- Given instruction
Copy the data below exactly, omitting any picture it contains.

- Dataset content
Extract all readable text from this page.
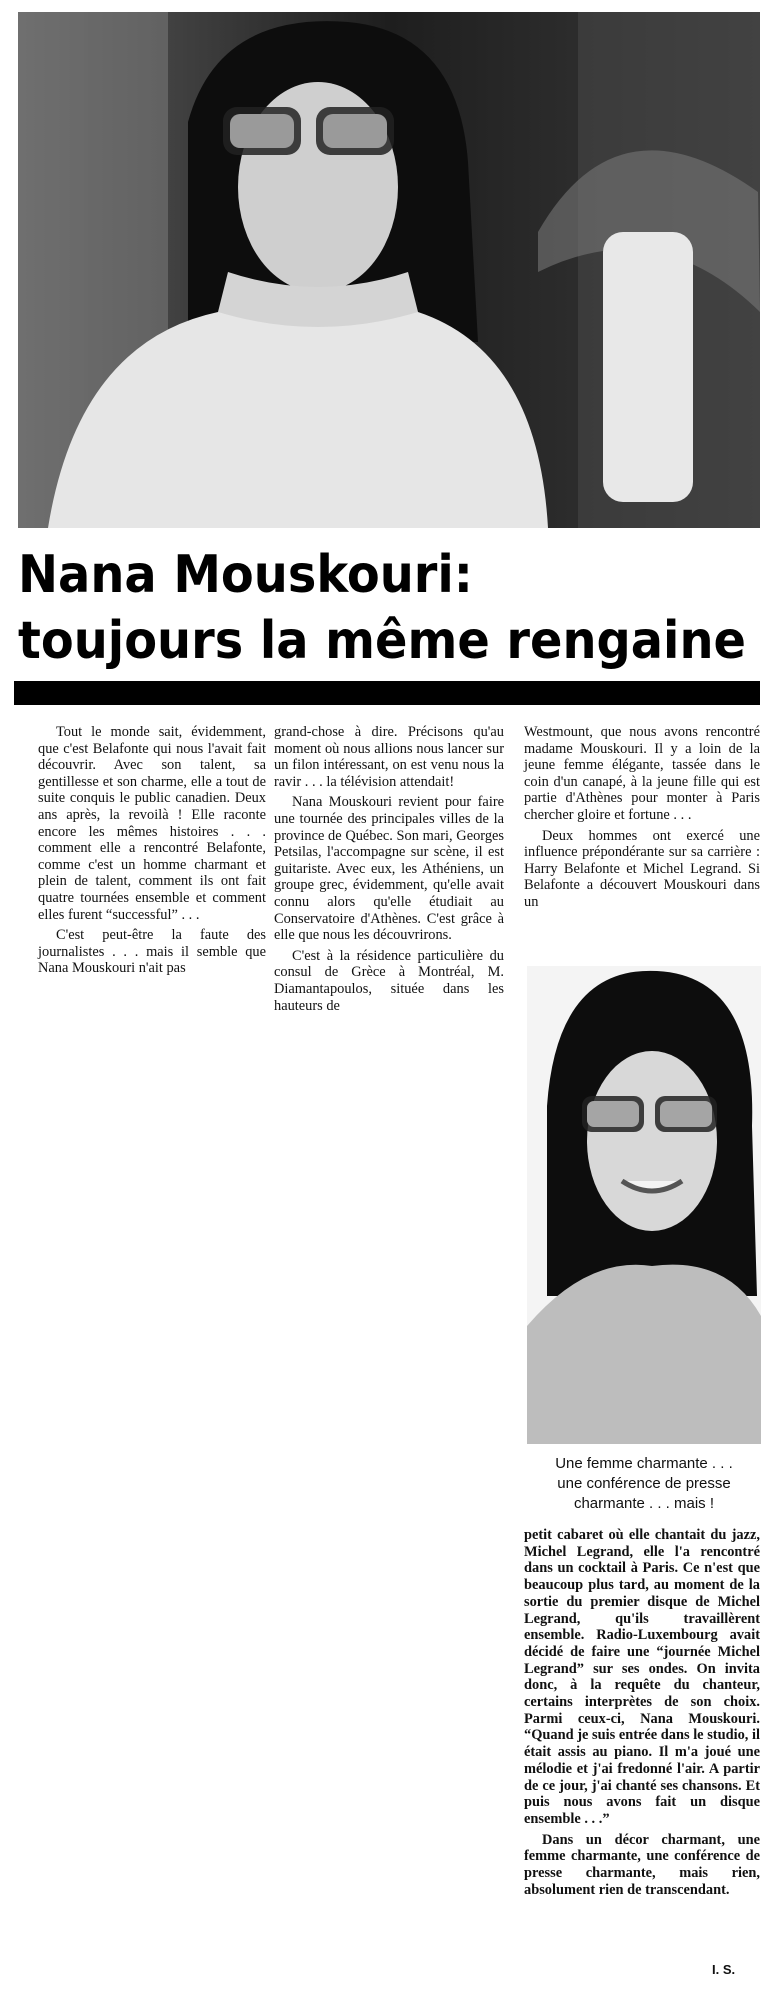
Nana Mouskouri:
toujours la même rengaine

Tout le monde sait, évidemment, que c'est Belafonte qui nous l'avait fait découvrir. Avec son talent, sa gentillesse et son charme, elle a tout de suite conquis le public canadien. Deux ans après, la revoilà ! Elle raconte encore les mêmes histoires . . . comment elle a rencontré Belafonte, comme c'est un homme charmant et plein de talent, comment ils ont fait quatre tournées ensemble et comment elles furent “successful” . . .

C'est peut-être la faute des journalistes . . . mais il semble que Nana Mouskouri n'ait pas

grand-chose à dire. Précisons qu'au moment où nous allions nous lancer sur un filon intéressant, on est venu nous la ravir . . . la télévision attendait!

Nana Mouskouri revient pour faire une tournée des principales villes de la province de Québec. Son mari, Georges Petsilas, l'accompagne sur scène, il est guitariste. Avec eux, les Athéniens, un groupe grec, évidemment, qu'elle avait connu alors qu'elle étudiait au Conservatoire d'Athènes. C'est grâce à elle que nous les découvrirons.

C'est à la résidence particulière du consul de Grèce à Montréal, M. Diamantapoulos, située dans les hauteurs de

Westmount, que nous avons rencontré madame Mouskouri. Il y a loin de la jeune femme élégante, tassée dans le coin d'un canapé, à la jeune fille qui est partie d'Athènes pour monter à Paris chercher gloire et fortune . . .

Deux hommes ont exercé une influence prépondérante sur sa carrière : Harry Belafonte et Michel Legrand. Si Belafonte a découvert Mouskouri dans un

Une femme charmante . . .
une conférence de presse
charmante . . . mais !

petit cabaret où elle chantait du jazz, Michel Legrand, elle l'a rencontré dans un cocktail à Paris. Ce n'est que beaucoup plus tard, au moment de la sortie du premier disque de Michel Legrand, qu'ils travaillèrent ensemble. Radio-Luxembourg avait décidé de faire une “journée Michel Legrand” sur ses ondes. On invita donc, à la requête du chanteur, certains interprètes de son choix. Parmi ceux-ci, Nana Mouskouri. “Quand je suis entrée dans le studio, il était assis au piano. Il m'a joué une mélodie et j'ai fredonné l'air. A partir de ce jour, j'ai chanté ses chansons. Et puis nous avons fait un disque ensemble . . .”

Dans un décor charmant, une femme charmante, une conférence de presse charmante, mais rien, absolument rien de transcendant.

I. S.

- Solution for this task
Extract all readable text from this page.
Nana Mouskouri:
toujours la même rengaine

Tout le monde sait, évidemment, que c'est Belafonte qui nous l'avait fait découvrir. Avec son talent, sa gentillesse et son charme, elle a tout de suite conquis le public canadien. Deux ans après, la revoilà ! Elle raconte encore les mêmes histoires . . . comment elle a rencontré Belafonte, comme c'est un homme charmant et plein de talent, comment ils ont fait quatre tournées ensemble et comment elles furent “successful” . . .

C'est peut-être la faute des journalistes . . . mais il semble que Nana Mouskouri n'ait pas

grand-chose à dire. Précisons qu'au moment où nous allions nous lancer sur un filon intéressant, on est venu nous la ravir . . . la télévision attendait!

Nana Mouskouri revient pour faire une tournée des principales villes de la province de Québec. Son mari, Georges Petsilas, l'accompagne sur scène, il est guitariste. Avec eux, les Athéniens, un groupe grec, évidemment, qu'elle avait connu alors qu'elle étudiait au Conservatoire d'Athènes. C'est grâce à elle que nous les découvrirons.

C'est à la résidence particulière du consul de Grèce à Montréal, M. Diamantapoulos, située dans les hauteurs de

Westmount, que nous avons rencontré madame Mouskouri. Il y a loin de la jeune femme élégante, tassée dans le coin d'un canapé, à la jeune fille qui est partie d'Athènes pour monter à Paris chercher gloire et fortune . . .

Deux hommes ont exercé une influence prépondérante sur sa carrière : Harry Belafonte et Michel Legrand. Si Belafonte a découvert Mouskouri dans un

Une femme charmante . . .
une conférence de presse
charmante . . . mais !

petit cabaret où elle chantait du jazz, Michel Legrand, elle l'a rencontré dans un cocktail à Paris. Ce n'est que beaucoup plus tard, au moment de la sortie du premier disque de Michel Legrand, qu'ils travaillèrent ensemble. Radio-Luxembourg avait décidé de faire une “journée Michel Legrand” sur ses ondes. On invita donc, à la requête du chanteur, certains interprètes de son choix. Parmi ceux-ci, Nana Mouskouri. “Quand je suis entrée dans le studio, il était assis au piano. Il m'a joué une mélodie et j'ai fredonné l'air. A partir de ce jour, j'ai chanté ses chansons. Et puis nous avons fait un disque ensemble . . .”

Dans un décor charmant, une femme charmante, une conférence de presse charmante, mais rien, absolument rien de transcendant.

I. S.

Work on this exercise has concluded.